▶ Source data
══════

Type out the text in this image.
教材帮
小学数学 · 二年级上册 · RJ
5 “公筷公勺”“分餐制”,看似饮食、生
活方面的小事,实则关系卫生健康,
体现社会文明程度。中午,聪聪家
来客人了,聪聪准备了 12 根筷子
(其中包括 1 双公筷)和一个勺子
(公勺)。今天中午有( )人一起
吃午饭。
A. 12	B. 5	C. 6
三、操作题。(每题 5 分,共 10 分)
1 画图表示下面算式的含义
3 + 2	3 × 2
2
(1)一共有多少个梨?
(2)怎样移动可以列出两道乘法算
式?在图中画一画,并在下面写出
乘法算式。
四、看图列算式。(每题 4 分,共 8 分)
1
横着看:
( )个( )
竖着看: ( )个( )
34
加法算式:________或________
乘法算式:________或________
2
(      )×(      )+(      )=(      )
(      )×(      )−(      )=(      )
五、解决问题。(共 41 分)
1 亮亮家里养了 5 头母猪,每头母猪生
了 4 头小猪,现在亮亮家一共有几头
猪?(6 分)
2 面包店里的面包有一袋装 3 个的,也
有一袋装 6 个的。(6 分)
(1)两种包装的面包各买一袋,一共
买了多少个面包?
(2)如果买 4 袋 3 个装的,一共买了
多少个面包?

══════

▶ Challenge
Quote every entry exactly.

▶ Answer in full
Type out the text in this image.
教材帮
小学数学 · 二年级上册 · RJ
5 “公筷公勺”“分餐制”,看似饮食、生
活方面的小事,实则关系卫生健康,
体现社会文明程度。中午,聪聪家
来客人了,聪聪准备了 12 根筷子
(其中包括 1 双公筷)和一个勺子
(公勺)。今天中午有( )人一起
吃午饭。
A. 12	B. 5	C. 6
三、操作题。(每题 5 分,共 10 分)
1 画图表示下面算式的含义
3 + 2	3 × 2
2
(1)一共有多少个梨?
(2)怎样移动可以列出两道乘法算
式?在图中画一画,并在下面写出
乘法算式。
四、看图列算式。(每题 4 分,共 8 分)
1
横着看:
( )个( )
竖着看: ( )个( )
34
加法算式:________或________
乘法算式:________或________
2
(      )×(      )+(      )=(      )
(      )×(      )−(      )=(      )
五、解决问题。(共 41 分)
1 亮亮家里养了 5 头母猪,每头母猪生
了 4 头小猪,现在亮亮家一共有几头
猪?(6 分)
2 面包店里的面包有一袋装 3 个的,也
有一袋装 6 个的。(6 分)
(1)两种包装的面包各买一袋,一共
买了多少个面包?
(2)如果买 4 袋 3 个装的,一共买了
多少个面包?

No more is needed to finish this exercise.